*** Supplied entries

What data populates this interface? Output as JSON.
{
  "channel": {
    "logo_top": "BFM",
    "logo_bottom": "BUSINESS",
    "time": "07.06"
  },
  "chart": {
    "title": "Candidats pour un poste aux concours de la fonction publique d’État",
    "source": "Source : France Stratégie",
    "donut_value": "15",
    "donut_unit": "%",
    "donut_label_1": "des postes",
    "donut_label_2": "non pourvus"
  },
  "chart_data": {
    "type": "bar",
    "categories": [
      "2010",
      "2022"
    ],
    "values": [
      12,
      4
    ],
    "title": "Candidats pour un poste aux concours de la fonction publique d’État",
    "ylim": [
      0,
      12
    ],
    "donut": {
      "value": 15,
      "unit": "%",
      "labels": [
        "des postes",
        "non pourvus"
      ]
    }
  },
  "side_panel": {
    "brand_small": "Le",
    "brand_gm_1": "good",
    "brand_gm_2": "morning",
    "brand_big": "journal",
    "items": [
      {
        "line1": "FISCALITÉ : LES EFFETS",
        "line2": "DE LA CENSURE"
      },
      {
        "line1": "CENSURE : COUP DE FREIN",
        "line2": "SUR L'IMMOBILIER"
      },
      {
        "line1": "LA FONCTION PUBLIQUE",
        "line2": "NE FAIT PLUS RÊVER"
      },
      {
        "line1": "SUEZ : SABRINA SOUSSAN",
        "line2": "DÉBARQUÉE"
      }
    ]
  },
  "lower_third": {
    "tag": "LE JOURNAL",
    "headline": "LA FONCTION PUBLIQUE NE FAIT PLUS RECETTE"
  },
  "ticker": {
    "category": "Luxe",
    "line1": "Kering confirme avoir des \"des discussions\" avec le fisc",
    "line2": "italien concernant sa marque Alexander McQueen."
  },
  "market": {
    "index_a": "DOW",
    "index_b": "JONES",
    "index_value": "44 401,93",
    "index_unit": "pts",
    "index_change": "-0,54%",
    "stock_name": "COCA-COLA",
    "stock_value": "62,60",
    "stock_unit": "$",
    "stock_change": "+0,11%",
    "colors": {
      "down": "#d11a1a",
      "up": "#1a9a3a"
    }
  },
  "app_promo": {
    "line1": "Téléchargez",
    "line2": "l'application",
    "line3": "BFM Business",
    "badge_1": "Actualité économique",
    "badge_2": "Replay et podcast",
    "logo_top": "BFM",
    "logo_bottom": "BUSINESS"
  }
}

******

### Objective
The records above must be repeated exactly, every one of them.

### Output below
What data populates this interface? Output as JSON.
{
  "channel": {
    "logo_top": "BFM",
    "logo_bottom": "BUSINESS",
    "time": "07.06"
  },
  "chart": {
    "title": "Candidats pour un poste aux concours de la fonction publique d’État",
    "source": "Source : France Stratégie",
    "donut_value": "15",
    "donut_unit": "%",
    "donut_label_1": "des postes",
    "donut_label_2": "non pourvus"
  },
  "chart_data": {
    "type": "bar",
    "categories": [
      "2010",
      "2022"
    ],
    "values": [
      12,
      4
    ],
    "title": "Candidats pour un poste aux concours de la fonction publique d’État",
    "ylim": [
      0,
      12
    ],
    "donut": {
      "value": 15,
      "unit": "%",
      "labels": [
        "des postes",
        "non pourvus"
      ]
    }
  },
  "side_panel": {
    "brand_small": "Le",
    "brand_gm_1": "good",
    "brand_gm_2": "morning",
    "brand_big": "journal",
    "items": [
      {
        "line1": "FISCALITÉ : LES EFFETS",
        "line2": "DE LA CENSURE"
      },
      {
        "line1": "CENSURE : COUP DE FREIN",
        "line2": "SUR L'IMMOBILIER"
      },
      {
        "line1": "LA FONCTION PUBLIQUE",
        "line2": "NE FAIT PLUS RÊVER"
      },
      {
        "line1": "SUEZ : SABRINA SOUSSAN",
        "line2": "DÉBARQUÉE"
      }
    ]
  },
  "lower_third": {
    "tag": "LE JOURNAL",
    "headline": "LA FONCTION PUBLIQUE NE FAIT PLUS RECETTE"
  },
  "ticker": {
    "category": "Luxe",
    "line1": "Kering confirme avoir des \"des discussions\" avec le fisc",
    "line2": "italien concernant sa marque Alexander McQueen."
  },
  "market": {
    "index_a": "DOW",
    "index_b": "JONES",
    "index_value": "44 401,93",
    "index_unit": "pts",
    "index_change": "-0,54%",
    "stock_name": "COCA-COLA",
    "stock_value": "62,60",
    "stock_unit": "$",
    "stock_change": "+0,11%",
    "colors": {
      "down": "#d11a1a",
      "up": "#1a9a3a"
    }
  },
  "app_promo": {
    "line1": "Téléchargez",
    "line2": "l'application",
    "line3": "BFM Business",
    "badge_1": "Actualité économique",
    "badge_2": "Replay et podcast",
    "logo_top": "BFM",
    "logo_bottom": "BUSINESS"
  }
}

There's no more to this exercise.